• _WHAT TO WORK ON_:
Check each line of the records below for the word "امروز" and copy those where it appears.

Extracted data entries:

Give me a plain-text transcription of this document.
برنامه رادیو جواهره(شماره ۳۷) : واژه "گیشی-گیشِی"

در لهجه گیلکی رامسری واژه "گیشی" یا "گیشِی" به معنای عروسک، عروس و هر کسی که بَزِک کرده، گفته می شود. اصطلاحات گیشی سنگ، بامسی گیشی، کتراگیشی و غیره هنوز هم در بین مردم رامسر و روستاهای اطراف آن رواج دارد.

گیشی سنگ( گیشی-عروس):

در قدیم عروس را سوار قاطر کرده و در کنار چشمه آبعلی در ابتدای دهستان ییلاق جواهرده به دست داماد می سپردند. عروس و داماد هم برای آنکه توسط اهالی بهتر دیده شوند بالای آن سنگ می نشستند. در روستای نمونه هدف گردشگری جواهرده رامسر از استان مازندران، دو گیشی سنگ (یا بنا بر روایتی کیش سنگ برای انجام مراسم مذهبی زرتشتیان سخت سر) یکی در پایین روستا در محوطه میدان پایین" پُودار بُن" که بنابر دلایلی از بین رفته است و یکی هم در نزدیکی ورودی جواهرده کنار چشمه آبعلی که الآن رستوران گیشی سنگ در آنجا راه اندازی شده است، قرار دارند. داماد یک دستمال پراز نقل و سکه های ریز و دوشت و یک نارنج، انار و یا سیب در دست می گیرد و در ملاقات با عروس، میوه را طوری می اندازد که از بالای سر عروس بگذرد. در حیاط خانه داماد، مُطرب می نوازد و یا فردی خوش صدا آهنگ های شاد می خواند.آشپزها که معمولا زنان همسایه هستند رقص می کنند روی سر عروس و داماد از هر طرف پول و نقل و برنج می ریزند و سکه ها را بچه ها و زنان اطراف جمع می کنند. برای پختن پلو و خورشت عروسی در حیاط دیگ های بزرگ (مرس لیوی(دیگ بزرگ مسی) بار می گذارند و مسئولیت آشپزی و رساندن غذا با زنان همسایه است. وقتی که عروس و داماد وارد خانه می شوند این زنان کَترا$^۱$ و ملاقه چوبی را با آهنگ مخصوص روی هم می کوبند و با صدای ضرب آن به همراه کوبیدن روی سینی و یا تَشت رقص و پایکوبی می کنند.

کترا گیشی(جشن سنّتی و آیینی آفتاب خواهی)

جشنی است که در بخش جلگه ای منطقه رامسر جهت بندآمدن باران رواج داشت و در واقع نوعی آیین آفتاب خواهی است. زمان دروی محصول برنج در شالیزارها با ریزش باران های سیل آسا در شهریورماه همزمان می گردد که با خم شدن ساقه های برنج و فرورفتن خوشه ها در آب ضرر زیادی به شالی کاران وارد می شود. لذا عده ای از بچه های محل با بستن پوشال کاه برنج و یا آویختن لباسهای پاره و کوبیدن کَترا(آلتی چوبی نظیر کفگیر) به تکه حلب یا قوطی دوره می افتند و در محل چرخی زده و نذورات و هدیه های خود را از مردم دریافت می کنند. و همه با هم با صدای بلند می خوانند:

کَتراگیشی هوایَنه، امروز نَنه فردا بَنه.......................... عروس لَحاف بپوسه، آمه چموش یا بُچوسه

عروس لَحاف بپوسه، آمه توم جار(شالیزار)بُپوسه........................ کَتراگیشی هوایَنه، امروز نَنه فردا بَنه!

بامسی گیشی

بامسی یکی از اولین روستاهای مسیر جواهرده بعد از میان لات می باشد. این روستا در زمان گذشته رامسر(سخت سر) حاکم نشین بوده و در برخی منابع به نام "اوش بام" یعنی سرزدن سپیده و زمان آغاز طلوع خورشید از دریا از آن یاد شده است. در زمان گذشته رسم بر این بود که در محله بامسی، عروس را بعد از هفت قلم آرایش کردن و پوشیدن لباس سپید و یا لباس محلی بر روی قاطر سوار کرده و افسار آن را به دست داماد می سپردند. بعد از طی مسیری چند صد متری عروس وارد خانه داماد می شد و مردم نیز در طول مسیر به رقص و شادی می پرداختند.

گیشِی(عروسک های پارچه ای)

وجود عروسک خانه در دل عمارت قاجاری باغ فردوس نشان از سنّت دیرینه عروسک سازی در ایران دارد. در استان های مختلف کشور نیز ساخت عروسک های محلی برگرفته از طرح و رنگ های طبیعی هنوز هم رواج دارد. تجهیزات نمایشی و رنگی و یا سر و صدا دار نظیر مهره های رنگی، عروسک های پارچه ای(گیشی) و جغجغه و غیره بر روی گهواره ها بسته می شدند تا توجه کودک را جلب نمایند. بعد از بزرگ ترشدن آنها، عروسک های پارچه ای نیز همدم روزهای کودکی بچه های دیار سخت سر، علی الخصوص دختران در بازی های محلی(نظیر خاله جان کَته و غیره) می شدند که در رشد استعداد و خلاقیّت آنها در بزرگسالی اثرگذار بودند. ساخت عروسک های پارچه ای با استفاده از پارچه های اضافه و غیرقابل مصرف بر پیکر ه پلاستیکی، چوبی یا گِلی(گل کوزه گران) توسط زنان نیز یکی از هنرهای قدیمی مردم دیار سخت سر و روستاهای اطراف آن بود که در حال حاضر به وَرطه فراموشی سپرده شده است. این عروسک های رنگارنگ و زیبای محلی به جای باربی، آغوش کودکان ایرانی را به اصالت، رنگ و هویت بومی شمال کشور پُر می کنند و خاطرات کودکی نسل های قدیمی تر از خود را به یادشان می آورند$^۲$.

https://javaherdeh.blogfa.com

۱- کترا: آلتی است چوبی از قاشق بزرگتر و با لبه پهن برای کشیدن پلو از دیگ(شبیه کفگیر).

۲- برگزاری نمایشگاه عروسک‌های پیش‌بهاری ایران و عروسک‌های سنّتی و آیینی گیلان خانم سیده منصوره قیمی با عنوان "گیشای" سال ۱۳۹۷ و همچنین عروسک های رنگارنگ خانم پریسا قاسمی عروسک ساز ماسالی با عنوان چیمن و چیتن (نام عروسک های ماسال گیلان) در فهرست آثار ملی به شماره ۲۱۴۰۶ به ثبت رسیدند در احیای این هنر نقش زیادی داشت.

• _COMPLETE RESPONSE_:
کَتراگیشی هوایَنه، امروز نَنه فردا بَنه.......................... عروس لَحاف بپوسه، آمه چموش یا بُچوسه
عروس لَحاف بپوسه، آمه توم جار(شالیزار)بُپوسه........................ کَتراگیشی هوایَنه، امروز نَنه فردا بَنه!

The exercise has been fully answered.